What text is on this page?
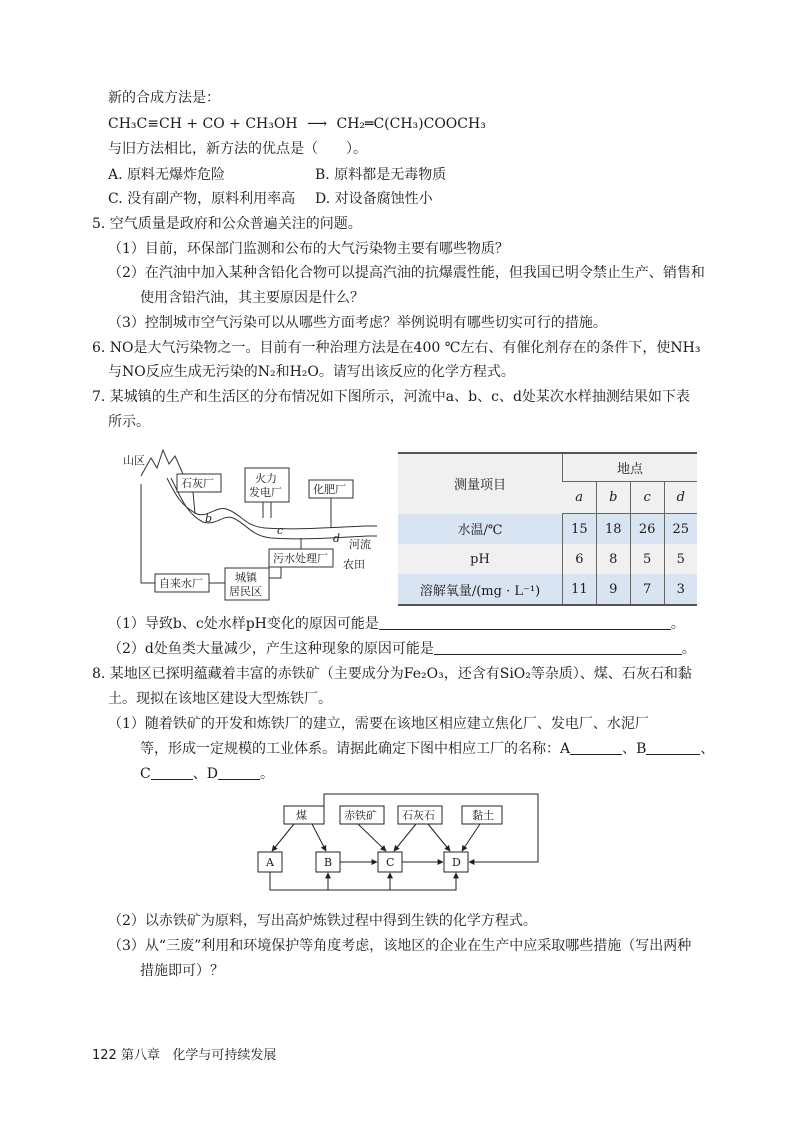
新的合成方法是：
CH₃C≡CH + CO + CH₃OH ⟶ CH₂═C(CH₃)COOCH₃
与旧方法相比，新方法的优点是（　　）。
A. 原料无爆炸危险	B. 原料都是无毒物质
C. 没有副产物，原料利用率高 D. 对设备腐蚀性小
5. 空气质量是政府和公众普遍关注的问题。
（1）目前，环保部门监测和公布的大气污染物主要有哪些物质？
（2）在汽油中加入某种含铅化合物可以提高汽油的抗爆震性能，但我国已明令禁止生产、销售和
使用含铅汽油，其主要原因是什么？
（3）控制城市空气污染可以从哪些方面考虑？举例说明有哪些切实可行的措施。
6. NO是大气污染物之一。目前有一种治理方法是在400 ℃左右、有催化剂存在的条件下，使NH₃
与NO反应生成无污染的N₂和H₂O。请写出该反应的化学方程式。
7. 某城镇的生产和生活区的分布情况如下图所示，河流中a、b、c、d处某次水样抽测结果如下表
所示。
山区
b
c
d 河流
农田
石灰厂	火力
发电厂	化肥厂
污水处理厂
自来水厂	城镇
居民区
测量项目	地点			
	a	b	c	d
水温/℃	15	18	26	25
pH	6	8	5	5
溶解氧量/(mg · L⁻¹)	11	9	7	3
（1）导致b、c处水样pH变化的原因可能是	。
（2）d处鱼类大量减少，产生这种现象的原因可能是	。
8. 某地区已探明蕴藏着丰富的赤铁矿（主要成分为Fe₂O₃，还含有SiO₂等杂质）、煤、石灰石和黏
土。现拟在该地区建设大型炼铁厂。
（1）随着铁矿的开发和炼铁厂的建立，需要在该地区相应建立焦化厂、发电厂、水泥厂
等，形成一定规模的工业体系。请据此确定下图中相应工厂的名称：A	、B	、
C	、D	。
煤	赤铁矿 石灰石	黏土
A	B	C	D
（2）以赤铁矿为原料，写出高炉炼铁过程中得到生铁的化学方程式。
（3）从“三废”利用和环境保护等角度考虑，该地区的企业在生产中应采取哪些措施（写出两种
措施即可）？
122 第八章 化学与可持续发展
--------------------------------------------------
## Prompt:
Leave out the pictures and output the rest of the material exactly as written.

## Correct answer:
What text is on this page?
新的合成方法是：
CH₃C≡CH + CO + CH₃OH ⟶ CH₂═C(CH₃)COOCH₃
与旧方法相比，新方法的优点是（　　）。
A. 原料无爆炸危险	B. 原料都是无毒物质
C. 没有副产物，原料利用率高 D. 对设备腐蚀性小
5. 空气质量是政府和公众普遍关注的问题。
（1）目前，环保部门监测和公布的大气污染物主要有哪些物质？
（2）在汽油中加入某种含铅化合物可以提高汽油的抗爆震性能，但我国已明令禁止生产、销售和
使用含铅汽油，其主要原因是什么？
（3）控制城市空气污染可以从哪些方面考虑？举例说明有哪些切实可行的措施。
6. NO是大气污染物之一。目前有一种治理方法是在400 ℃左右、有催化剂存在的条件下，使NH₃
与NO反应生成无污染的N₂和H₂O。请写出该反应的化学方程式。
7. 某城镇的生产和生活区的分布情况如下图所示，河流中a、b、c、d处某次水样抽测结果如下表
所示。
山区
b
c
d 河流
农田
石灰厂	火力
发电厂	化肥厂
污水处理厂
自来水厂	城镇
居民区
测量项目	地点			
	a	b	c	d
水温/℃	15	18	26	25
pH	6	8	5	5
溶解氧量/(mg · L⁻¹)	11	9	7	3
（1）导致b、c处水样pH变化的原因可能是	。
（2）d处鱼类大量减少，产生这种现象的原因可能是	。
8. 某地区已探明蕴藏着丰富的赤铁矿（主要成分为Fe₂O₃，还含有SiO₂等杂质）、煤、石灰石和黏
土。现拟在该地区建设大型炼铁厂。
（1）随着铁矿的开发和炼铁厂的建立，需要在该地区相应建立焦化厂、发电厂、水泥厂
等，形成一定规模的工业体系。请据此确定下图中相应工厂的名称：A	、B	、
C	、D	。
煤	赤铁矿 石灰石	黏土
A	B	C	D
（2）以赤铁矿为原料，写出高炉炼铁过程中得到生铁的化学方程式。
（3）从“三废”利用和环境保护等角度考虑，该地区的企业在生产中应采取哪些措施（写出两种
措施即可）？
122 第八章 化学与可持续发展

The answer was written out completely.